◆ Given problem ◆
Select, from the material below, each line with "iglesiadelinternet" in it.

========

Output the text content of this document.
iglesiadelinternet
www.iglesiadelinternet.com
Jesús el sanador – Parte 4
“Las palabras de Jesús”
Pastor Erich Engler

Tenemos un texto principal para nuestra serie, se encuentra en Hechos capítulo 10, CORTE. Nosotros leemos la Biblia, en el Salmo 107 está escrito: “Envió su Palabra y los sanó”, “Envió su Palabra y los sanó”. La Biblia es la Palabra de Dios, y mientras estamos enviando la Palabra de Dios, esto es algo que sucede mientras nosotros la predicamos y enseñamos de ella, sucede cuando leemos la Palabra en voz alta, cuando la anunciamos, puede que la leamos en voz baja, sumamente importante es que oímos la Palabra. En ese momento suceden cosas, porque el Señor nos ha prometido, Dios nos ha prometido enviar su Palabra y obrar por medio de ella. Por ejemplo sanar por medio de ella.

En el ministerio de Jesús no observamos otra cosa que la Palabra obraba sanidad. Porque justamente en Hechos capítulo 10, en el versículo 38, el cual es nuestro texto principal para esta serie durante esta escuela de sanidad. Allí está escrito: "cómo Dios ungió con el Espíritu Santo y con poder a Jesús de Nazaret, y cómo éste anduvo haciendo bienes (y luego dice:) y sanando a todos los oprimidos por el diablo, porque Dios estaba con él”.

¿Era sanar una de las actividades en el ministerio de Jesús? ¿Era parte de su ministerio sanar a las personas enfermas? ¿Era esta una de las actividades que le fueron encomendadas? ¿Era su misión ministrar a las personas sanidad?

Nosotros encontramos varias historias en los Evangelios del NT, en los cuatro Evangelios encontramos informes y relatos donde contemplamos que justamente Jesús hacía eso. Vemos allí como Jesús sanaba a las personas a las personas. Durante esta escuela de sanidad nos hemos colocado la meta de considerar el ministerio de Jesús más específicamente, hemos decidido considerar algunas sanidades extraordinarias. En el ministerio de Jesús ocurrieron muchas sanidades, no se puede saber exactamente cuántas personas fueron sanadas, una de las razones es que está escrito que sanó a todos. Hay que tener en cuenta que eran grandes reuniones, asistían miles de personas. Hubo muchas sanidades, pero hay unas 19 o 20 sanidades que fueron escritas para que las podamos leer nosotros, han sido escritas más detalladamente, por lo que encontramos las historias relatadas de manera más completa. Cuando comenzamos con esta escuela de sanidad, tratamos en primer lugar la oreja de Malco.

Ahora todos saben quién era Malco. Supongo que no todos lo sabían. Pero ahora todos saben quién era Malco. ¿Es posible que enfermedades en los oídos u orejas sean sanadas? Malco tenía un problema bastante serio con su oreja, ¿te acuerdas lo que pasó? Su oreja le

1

========

◆ Reply ◆
iglesiadelinternet
www.iglesiadelinternet.com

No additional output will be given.